EXERCISE DIRECTIONS:
Select the lines that contain "Certains" and copy each of them.

# # # #

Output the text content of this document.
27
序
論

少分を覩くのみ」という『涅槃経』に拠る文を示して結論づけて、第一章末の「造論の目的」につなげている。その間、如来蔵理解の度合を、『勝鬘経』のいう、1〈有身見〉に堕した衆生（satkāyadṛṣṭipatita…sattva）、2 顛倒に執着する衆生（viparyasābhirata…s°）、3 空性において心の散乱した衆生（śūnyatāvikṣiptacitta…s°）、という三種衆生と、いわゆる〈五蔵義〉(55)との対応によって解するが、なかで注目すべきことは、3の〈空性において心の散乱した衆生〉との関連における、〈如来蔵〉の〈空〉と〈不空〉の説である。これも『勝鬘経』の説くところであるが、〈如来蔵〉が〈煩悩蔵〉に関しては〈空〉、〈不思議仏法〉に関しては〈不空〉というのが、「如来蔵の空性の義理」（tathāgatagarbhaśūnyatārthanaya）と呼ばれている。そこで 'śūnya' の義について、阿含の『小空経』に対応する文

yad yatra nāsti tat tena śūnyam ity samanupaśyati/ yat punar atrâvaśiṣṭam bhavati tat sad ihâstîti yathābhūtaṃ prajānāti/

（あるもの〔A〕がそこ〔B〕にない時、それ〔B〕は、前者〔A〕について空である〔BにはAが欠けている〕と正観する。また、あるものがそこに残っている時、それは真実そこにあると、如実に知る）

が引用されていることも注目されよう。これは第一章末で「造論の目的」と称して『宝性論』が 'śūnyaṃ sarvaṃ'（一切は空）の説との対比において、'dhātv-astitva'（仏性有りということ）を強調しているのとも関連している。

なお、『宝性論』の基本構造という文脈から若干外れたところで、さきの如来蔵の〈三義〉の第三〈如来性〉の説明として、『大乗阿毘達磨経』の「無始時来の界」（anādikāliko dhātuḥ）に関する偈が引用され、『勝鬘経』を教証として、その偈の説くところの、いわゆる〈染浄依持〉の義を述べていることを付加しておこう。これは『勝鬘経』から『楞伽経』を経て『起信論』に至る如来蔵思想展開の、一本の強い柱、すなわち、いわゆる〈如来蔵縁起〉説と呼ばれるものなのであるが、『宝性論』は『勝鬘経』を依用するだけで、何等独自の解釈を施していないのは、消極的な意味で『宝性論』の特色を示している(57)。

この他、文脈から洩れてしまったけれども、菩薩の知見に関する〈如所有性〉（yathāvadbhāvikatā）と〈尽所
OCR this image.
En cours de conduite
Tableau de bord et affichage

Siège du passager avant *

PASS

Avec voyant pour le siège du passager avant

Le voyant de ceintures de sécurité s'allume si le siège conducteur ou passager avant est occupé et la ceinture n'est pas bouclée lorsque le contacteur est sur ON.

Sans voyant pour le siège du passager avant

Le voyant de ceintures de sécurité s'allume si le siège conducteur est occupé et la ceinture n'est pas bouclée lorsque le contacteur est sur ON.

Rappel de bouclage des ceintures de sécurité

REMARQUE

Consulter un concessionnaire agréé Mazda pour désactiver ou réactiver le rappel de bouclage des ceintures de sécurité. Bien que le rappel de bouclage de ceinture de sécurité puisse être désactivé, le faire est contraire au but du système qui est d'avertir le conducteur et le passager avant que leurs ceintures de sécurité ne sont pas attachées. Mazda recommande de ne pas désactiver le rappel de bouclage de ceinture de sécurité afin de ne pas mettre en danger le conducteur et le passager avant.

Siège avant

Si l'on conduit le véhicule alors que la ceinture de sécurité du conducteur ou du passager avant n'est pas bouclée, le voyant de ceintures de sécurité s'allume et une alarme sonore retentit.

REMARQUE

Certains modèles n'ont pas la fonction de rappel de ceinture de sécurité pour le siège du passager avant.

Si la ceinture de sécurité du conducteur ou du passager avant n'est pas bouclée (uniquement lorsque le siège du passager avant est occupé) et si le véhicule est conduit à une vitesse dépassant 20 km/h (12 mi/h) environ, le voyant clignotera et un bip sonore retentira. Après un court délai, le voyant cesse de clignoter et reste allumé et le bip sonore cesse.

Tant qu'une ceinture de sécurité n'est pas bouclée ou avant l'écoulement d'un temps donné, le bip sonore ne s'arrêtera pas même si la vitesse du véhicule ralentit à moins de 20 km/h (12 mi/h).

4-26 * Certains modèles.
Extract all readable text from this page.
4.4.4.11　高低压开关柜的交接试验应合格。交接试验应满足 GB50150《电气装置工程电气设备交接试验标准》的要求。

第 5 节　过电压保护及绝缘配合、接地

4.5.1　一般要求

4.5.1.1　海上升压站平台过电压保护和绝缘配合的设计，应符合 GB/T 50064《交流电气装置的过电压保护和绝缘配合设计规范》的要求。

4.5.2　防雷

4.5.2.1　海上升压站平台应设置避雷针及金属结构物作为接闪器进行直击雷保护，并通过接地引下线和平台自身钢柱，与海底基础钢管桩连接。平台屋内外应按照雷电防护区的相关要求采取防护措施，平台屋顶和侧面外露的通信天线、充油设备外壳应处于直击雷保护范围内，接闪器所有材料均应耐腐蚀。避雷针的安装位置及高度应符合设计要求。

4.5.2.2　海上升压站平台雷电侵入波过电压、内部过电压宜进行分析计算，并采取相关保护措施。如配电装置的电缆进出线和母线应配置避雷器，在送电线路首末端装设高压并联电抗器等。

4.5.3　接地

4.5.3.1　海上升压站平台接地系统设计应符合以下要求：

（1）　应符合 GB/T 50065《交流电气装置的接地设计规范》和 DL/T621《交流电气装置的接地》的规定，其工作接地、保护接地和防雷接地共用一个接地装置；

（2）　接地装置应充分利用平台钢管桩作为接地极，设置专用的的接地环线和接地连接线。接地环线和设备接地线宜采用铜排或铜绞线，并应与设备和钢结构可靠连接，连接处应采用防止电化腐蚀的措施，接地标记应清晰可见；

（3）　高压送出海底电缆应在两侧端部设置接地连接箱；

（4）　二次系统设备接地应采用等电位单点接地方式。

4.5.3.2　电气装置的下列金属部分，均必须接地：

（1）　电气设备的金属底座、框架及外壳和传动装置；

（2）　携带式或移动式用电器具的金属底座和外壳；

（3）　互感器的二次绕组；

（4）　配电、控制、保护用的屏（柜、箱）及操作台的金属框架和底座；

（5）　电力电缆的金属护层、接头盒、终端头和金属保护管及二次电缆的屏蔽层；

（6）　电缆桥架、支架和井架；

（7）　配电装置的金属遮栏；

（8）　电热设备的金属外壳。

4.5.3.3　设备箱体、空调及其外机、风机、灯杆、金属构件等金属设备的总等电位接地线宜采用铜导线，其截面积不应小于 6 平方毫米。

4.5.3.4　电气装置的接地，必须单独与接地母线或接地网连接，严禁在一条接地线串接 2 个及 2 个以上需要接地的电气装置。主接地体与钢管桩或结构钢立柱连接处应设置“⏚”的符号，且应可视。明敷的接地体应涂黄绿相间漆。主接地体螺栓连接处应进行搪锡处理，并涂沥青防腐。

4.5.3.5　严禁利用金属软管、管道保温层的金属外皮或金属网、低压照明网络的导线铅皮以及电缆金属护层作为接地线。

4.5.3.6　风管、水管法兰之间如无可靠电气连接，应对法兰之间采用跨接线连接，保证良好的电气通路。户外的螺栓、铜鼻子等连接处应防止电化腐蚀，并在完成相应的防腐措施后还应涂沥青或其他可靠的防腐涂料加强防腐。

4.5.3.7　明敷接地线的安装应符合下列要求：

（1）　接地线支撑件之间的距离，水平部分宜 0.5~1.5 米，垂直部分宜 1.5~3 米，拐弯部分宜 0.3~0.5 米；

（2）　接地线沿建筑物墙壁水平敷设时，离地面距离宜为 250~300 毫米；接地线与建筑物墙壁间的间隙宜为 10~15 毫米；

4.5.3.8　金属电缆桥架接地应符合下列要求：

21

# # # #

OUTPUT FOR THIS TASK:
Certains modèles n'ont pas la fonction de rappel de ceinture de sécurité pour le siège du passager avant.
4-26 * Certains modèles.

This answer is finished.